◆ **GOAL**:
Make an exact copy of all the records.

Records contained in a dataset
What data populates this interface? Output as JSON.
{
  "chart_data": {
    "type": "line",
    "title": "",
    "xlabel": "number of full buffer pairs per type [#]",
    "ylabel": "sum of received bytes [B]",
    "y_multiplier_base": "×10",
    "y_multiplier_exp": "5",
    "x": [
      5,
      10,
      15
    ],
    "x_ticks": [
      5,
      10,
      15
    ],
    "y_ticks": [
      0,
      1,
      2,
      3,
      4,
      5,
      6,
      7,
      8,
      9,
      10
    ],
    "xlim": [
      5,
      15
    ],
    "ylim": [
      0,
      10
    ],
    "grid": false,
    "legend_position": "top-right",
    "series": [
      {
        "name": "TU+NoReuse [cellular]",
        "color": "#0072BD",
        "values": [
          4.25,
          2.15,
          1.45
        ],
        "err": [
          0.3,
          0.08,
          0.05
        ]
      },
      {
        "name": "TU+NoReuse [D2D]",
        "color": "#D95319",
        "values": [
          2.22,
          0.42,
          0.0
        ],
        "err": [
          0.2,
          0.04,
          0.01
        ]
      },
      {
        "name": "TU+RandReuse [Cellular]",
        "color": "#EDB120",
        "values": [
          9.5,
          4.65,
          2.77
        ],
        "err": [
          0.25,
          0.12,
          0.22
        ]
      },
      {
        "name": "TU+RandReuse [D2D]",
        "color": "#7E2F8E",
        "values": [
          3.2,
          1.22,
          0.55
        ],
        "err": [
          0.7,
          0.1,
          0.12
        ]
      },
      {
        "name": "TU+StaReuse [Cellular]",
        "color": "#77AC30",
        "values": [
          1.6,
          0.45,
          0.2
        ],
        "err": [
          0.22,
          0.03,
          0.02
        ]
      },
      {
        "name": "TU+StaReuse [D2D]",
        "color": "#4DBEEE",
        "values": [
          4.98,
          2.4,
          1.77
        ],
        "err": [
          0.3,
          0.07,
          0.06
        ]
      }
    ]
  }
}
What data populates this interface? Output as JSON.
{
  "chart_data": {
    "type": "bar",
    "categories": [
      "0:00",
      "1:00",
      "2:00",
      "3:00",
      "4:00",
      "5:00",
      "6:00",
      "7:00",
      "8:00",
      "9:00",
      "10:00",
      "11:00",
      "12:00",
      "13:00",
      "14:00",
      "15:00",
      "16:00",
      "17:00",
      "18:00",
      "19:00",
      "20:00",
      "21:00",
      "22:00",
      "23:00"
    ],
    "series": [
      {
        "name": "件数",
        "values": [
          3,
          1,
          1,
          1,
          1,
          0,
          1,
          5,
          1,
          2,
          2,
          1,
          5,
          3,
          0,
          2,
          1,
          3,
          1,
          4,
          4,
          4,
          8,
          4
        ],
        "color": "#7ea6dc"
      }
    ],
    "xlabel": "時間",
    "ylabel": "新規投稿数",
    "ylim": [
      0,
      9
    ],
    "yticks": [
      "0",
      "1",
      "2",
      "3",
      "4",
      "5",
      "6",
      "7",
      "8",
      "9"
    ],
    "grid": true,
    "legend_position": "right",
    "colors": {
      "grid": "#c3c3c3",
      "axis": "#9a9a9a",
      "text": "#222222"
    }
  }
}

◆ **RESULT OF THIS TASK**:
What data populates this interface? Output as JSON.
{
  "chart_data": {
    "type": "line",
    "title": "",
    "xlabel": "number of full buffer pairs per type [#]",
    "ylabel": "sum of received bytes [B]",
    "y_multiplier_base": "×10",
    "y_multiplier_exp": "5",
    "x": [
      5,
      10,
      15
    ],
    "x_ticks": [
      5,
      10,
      15
    ],
    "y_ticks": [
      0,
      1,
      2,
      3,
      4,
      5,
      6,
      7,
      8,
      9,
      10
    ],
    "xlim": [
      5,
      15
    ],
    "ylim": [
      0,
      10
    ],
    "grid": false,
    "legend_position": "top-right",
    "series": [
      {
        "name": "TU+NoReuse [cellular]",
        "color": "#0072BD",
        "values": [
          4.25,
          2.15,
          1.45
        ],
        "err": [
          0.3,
          0.08,
          0.05
        ]
      },
      {
        "name": "TU+NoReuse [D2D]",
        "color": "#D95319",
        "values": [
          2.22,
          0.42,
          0.0
        ],
        "err": [
          0.2,
          0.04,
          0.01
        ]
      },
      {
        "name": "TU+RandReuse [Cellular]",
        "color": "#EDB120",
        "values": [
          9.5,
          4.65,
          2.77
        ],
        "err": [
          0.25,
          0.12,
          0.22
        ]
      },
      {
        "name": "TU+RandReuse [D2D]",
        "color": "#7E2F8E",
        "values": [
          3.2,
          1.22,
          0.55
        ],
        "err": [
          0.7,
          0.1,
          0.12
        ]
      },
      {
        "name": "TU+StaReuse [Cellular]",
        "color": "#77AC30",
        "values": [
          1.6,
          0.45,
          0.2
        ],
        "err": [
          0.22,
          0.03,
          0.02
        ]
      },
      {
        "name": "TU+StaReuse [D2D]",
        "color": "#4DBEEE",
        "values": [
          4.98,
          2.4,
          1.77
        ],
        "err": [
          0.3,
          0.07,
          0.06
        ]
      }
    ]
  }
}
What data populates this interface? Output as JSON.
{
  "chart_data": {
    "type": "bar",
    "categories": [
      "0:00",
      "1:00",
      "2:00",
      "3:00",
      "4:00",
      "5:00",
      "6:00",
      "7:00",
      "8:00",
      "9:00",
      "10:00",
      "11:00",
      "12:00",
      "13:00",
      "14:00",
      "15:00",
      "16:00",
      "17:00",
      "18:00",
      "19:00",
      "20:00",
      "21:00",
      "22:00",
      "23:00"
    ],
    "series": [
      {
        "name": "件数",
        "values": [
          3,
          1,
          1,
          1,
          1,
          0,
          1,
          5,
          1,
          2,
          2,
          1,
          5,
          3,
          0,
          2,
          1,
          3,
          1,
          4,
          4,
          4,
          8,
          4
        ],
        "color": "#7ea6dc"
      }
    ],
    "xlabel": "時間",
    "ylabel": "新規投稿数",
    "ylim": [
      0,
      9
    ],
    "yticks": [
      "0",
      "1",
      "2",
      "3",
      "4",
      "5",
      "6",
      "7",
      "8",
      "9"
    ],
    "grid": true,
    "legend_position": "right",
    "colors": {
      "grid": "#c3c3c3",
      "axis": "#9a9a9a",
      "text": "#222222"
    }
  }
}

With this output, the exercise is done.